● Directive:
Quote the listing below in its entirety, omitting every image.

● Data entries:
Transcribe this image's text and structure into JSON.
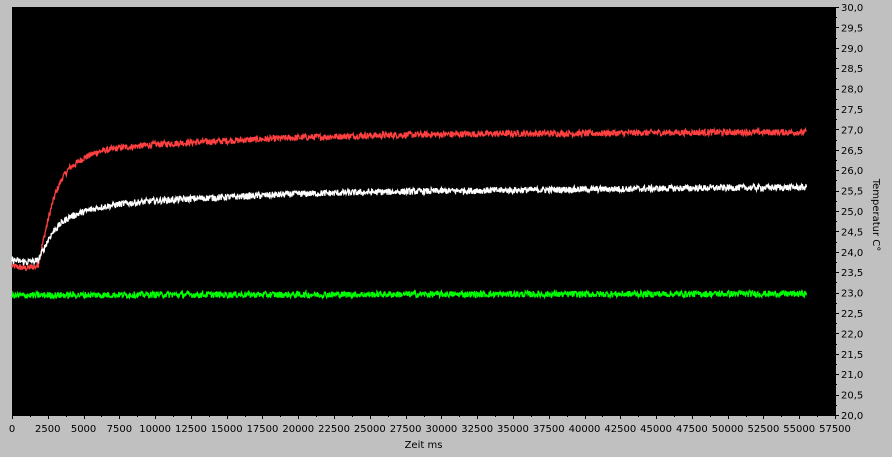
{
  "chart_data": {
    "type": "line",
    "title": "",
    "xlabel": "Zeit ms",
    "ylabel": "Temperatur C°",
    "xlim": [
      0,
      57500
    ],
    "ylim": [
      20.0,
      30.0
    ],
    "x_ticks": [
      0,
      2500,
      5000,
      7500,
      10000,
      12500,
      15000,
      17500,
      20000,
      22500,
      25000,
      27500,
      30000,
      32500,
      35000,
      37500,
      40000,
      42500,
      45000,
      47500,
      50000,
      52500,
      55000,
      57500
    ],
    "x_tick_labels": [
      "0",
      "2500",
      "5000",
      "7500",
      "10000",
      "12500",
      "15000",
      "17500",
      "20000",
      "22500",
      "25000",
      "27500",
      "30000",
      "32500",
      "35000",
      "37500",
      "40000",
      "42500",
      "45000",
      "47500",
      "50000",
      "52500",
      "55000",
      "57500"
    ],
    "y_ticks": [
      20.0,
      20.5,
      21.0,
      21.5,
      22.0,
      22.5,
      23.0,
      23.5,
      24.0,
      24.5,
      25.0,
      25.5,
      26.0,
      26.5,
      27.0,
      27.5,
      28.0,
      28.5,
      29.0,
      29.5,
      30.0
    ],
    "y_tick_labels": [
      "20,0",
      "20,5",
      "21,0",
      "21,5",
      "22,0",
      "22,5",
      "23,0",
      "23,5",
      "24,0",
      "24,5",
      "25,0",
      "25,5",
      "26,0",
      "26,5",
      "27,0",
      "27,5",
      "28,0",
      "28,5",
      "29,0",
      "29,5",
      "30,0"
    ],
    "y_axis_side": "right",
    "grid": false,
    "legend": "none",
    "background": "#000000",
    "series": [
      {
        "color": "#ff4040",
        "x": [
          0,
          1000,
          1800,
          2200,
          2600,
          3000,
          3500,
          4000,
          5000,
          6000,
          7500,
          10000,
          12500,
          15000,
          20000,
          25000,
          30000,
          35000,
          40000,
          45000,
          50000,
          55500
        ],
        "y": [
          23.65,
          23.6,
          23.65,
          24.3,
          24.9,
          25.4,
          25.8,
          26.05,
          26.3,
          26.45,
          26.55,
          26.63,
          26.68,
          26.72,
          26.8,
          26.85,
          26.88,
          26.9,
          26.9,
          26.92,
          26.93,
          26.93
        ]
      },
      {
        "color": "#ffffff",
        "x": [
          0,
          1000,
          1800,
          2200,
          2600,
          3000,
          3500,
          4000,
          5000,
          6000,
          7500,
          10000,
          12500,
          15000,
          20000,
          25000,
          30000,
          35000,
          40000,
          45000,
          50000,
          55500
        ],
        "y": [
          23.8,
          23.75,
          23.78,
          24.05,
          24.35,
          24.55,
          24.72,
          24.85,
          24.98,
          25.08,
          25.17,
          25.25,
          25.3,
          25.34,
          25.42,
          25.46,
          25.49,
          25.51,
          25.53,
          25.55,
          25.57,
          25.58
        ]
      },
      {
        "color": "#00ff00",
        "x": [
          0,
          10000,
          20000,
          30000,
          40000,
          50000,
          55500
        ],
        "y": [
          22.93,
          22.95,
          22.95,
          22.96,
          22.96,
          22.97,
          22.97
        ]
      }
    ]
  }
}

● Complete response:
Transcribe this image's text and structure into JSON.
{
  "chart_data": {
    "type": "line",
    "title": "",
    "xlabel": "Zeit ms",
    "ylabel": "Temperatur C°",
    "xlim": [
      0,
      57500
    ],
    "ylim": [
      20.0,
      30.0
    ],
    "x_ticks": [
      0,
      2500,
      5000,
      7500,
      10000,
      12500,
      15000,
      17500,
      20000,
      22500,
      25000,
      27500,
      30000,
      32500,
      35000,
      37500,
      40000,
      42500,
      45000,
      47500,
      50000,
      52500,
      55000,
      57500
    ],
    "x_tick_labels": [
      "0",
      "2500",
      "5000",
      "7500",
      "10000",
      "12500",
      "15000",
      "17500",
      "20000",
      "22500",
      "25000",
      "27500",
      "30000",
      "32500",
      "35000",
      "37500",
      "40000",
      "42500",
      "45000",
      "47500",
      "50000",
      "52500",
      "55000",
      "57500"
    ],
    "y_ticks": [
      20.0,
      20.5,
      21.0,
      21.5,
      22.0,
      22.5,
      23.0,
      23.5,
      24.0,
      24.5,
      25.0,
      25.5,
      26.0,
      26.5,
      27.0,
      27.5,
      28.0,
      28.5,
      29.0,
      29.5,
      30.0
    ],
    "y_tick_labels": [
      "20,0",
      "20,5",
      "21,0",
      "21,5",
      "22,0",
      "22,5",
      "23,0",
      "23,5",
      "24,0",
      "24,5",
      "25,0",
      "25,5",
      "26,0",
      "26,5",
      "27,0",
      "27,5",
      "28,0",
      "28,5",
      "29,0",
      "29,5",
      "30,0"
    ],
    "y_axis_side": "right",
    "grid": false,
    "legend": "none",
    "background": "#000000",
    "series": [
      {
        "color": "#ff4040",
        "x": [
          0,
          1000,
          1800,
          2200,
          2600,
          3000,
          3500,
          4000,
          5000,
          6000,
          7500,
          10000,
          12500,
          15000,
          20000,
          25000,
          30000,
          35000,
          40000,
          45000,
          50000,
          55500
        ],
        "y": [
          23.65,
          23.6,
          23.65,
          24.3,
          24.9,
          25.4,
          25.8,
          26.05,
          26.3,
          26.45,
          26.55,
          26.63,
          26.68,
          26.72,
          26.8,
          26.85,
          26.88,
          26.9,
          26.9,
          26.92,
          26.93,
          26.93
        ]
      },
      {
        "color": "#ffffff",
        "x": [
          0,
          1000,
          1800,
          2200,
          2600,
          3000,
          3500,
          4000,
          5000,
          6000,
          7500,
          10000,
          12500,
          15000,
          20000,
          25000,
          30000,
          35000,
          40000,
          45000,
          50000,
          55500
        ],
        "y": [
          23.8,
          23.75,
          23.78,
          24.05,
          24.35,
          24.55,
          24.72,
          24.85,
          24.98,
          25.08,
          25.17,
          25.25,
          25.3,
          25.34,
          25.42,
          25.46,
          25.49,
          25.51,
          25.53,
          25.55,
          25.57,
          25.58
        ]
      },
      {
        "color": "#00ff00",
        "x": [
          0,
          10000,
          20000,
          30000,
          40000,
          50000,
          55500
        ],
        "y": [
          22.93,
          22.95,
          22.95,
          22.96,
          22.96,
          22.97,
          22.97
        ]
      }
    ]
  }
}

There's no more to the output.